→ VORGEGEBENER TEXT:
_____

Donnerstag, 20. Dezember 2012

Die Annunaki haben es in den STERN geschafft...

Als Garant für den Weltuntergang ungeeignet

Bisher, so war jedenfalls mein Eindruck, beschränkte sich die etablierte Presse auf die Szenarien für den 21.12.12, die zumindest einen realen Kern haben. Doch das Quotenkarussell muss sich weiterdrehen - mit den bekannten Gruselstories geht das bis morgen um 23:59h.


Florian Freistetter, den ich bislang durch seine Bücher und seinen Wissenschaftsblog kannte, hat im STERN einen Artikel "Fakten zum Maya-Kalender: Die mysteriösen Weltuntergangsszenarien der Esoteriker" verfasst.

"Kein Wissenschaftler glaubt an die Interpretation des Maya-Kalenders, nach der noch diesen Monat die Welt untergehen soll. Doch für Esoteriker bleibt der 21.12.2012 ein besonderes Datum. Wahlweise rauscht dann Planet X in die Erde, wir alle ziehen in eine andere Dimension um – oder die Annunaki kommen".

_____

Annotationen der Elementboxen:

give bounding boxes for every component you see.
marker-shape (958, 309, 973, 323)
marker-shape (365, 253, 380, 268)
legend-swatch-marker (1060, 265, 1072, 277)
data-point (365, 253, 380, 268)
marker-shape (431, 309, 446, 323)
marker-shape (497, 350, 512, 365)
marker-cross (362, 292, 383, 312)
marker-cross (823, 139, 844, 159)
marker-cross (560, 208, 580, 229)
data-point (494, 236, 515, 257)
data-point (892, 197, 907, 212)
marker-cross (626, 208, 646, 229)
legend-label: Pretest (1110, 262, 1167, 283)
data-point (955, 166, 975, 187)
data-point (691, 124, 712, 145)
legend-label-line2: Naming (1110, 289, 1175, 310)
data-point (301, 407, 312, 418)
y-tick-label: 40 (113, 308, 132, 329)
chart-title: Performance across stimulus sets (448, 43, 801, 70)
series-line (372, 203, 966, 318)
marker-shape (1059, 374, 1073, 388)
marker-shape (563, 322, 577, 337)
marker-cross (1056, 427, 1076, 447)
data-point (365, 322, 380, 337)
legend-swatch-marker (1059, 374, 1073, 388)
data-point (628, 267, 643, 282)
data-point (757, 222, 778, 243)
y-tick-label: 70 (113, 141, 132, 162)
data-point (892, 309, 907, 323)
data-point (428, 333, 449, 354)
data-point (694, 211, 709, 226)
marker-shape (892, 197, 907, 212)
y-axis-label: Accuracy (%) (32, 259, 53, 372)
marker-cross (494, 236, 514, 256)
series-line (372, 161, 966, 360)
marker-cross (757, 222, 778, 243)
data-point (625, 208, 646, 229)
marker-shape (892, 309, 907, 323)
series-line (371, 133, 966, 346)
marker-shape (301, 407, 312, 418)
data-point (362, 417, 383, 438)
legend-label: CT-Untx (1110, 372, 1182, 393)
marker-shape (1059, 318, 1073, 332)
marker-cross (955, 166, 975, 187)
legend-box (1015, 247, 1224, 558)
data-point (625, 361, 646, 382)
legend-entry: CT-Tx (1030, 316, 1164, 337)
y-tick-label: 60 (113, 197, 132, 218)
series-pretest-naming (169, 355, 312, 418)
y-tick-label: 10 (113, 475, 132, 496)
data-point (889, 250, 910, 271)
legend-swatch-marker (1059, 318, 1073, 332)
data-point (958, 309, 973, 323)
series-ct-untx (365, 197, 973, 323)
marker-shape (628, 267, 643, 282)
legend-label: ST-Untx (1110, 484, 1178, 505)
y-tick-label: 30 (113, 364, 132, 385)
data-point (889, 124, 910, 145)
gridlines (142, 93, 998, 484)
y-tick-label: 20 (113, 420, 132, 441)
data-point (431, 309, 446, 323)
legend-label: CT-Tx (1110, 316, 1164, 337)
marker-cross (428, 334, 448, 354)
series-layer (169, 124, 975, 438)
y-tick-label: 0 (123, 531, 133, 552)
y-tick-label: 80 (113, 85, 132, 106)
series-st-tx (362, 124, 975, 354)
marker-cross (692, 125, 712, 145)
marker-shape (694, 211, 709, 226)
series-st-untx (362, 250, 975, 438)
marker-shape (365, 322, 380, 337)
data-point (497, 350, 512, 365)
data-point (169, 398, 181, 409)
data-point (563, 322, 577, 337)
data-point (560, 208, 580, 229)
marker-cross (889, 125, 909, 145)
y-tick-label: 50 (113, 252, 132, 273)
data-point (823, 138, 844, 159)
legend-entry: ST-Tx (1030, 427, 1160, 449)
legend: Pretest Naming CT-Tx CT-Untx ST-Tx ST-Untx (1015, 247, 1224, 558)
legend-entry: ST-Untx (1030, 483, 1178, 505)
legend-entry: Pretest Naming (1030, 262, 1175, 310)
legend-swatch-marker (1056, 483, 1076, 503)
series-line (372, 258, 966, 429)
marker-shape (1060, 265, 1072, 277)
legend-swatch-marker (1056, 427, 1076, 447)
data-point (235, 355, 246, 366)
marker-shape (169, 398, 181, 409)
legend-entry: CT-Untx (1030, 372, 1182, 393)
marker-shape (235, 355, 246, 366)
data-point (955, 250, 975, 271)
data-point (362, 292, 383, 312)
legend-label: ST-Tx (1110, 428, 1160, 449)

_____

→ AUFGABENLISTE:
- 1) Wer hat laut dem Blogeintrag zum Maya-Kalender den Artikel im STERN verfasst?
- 2) Schreibe aus der Auflistung die Zeilen ab, die am Anfang der Auflistung beginnen und bis einschließlich der Zeile mit "marker-cross (560, 208, 580, 229)" reichen.

→ LÖSUNGEN:
- 1) Florian Freistetter

- 2)
give bounding boxes for every component you see.
marker-shape (958, 309, 973, 323)
marker-shape (365, 253, 380, 268)
legend-swatch-marker (1060, 265, 1072, 277)
data-point (365, 253, 380, 268)
marker-shape (431, 309, 446, 323)
marker-shape (497, 350, 512, 365)
marker-cross (362, 292, 383, 312)
marker-cross (823, 139, 844, 159)
marker-cross (560, 208, 580, 229)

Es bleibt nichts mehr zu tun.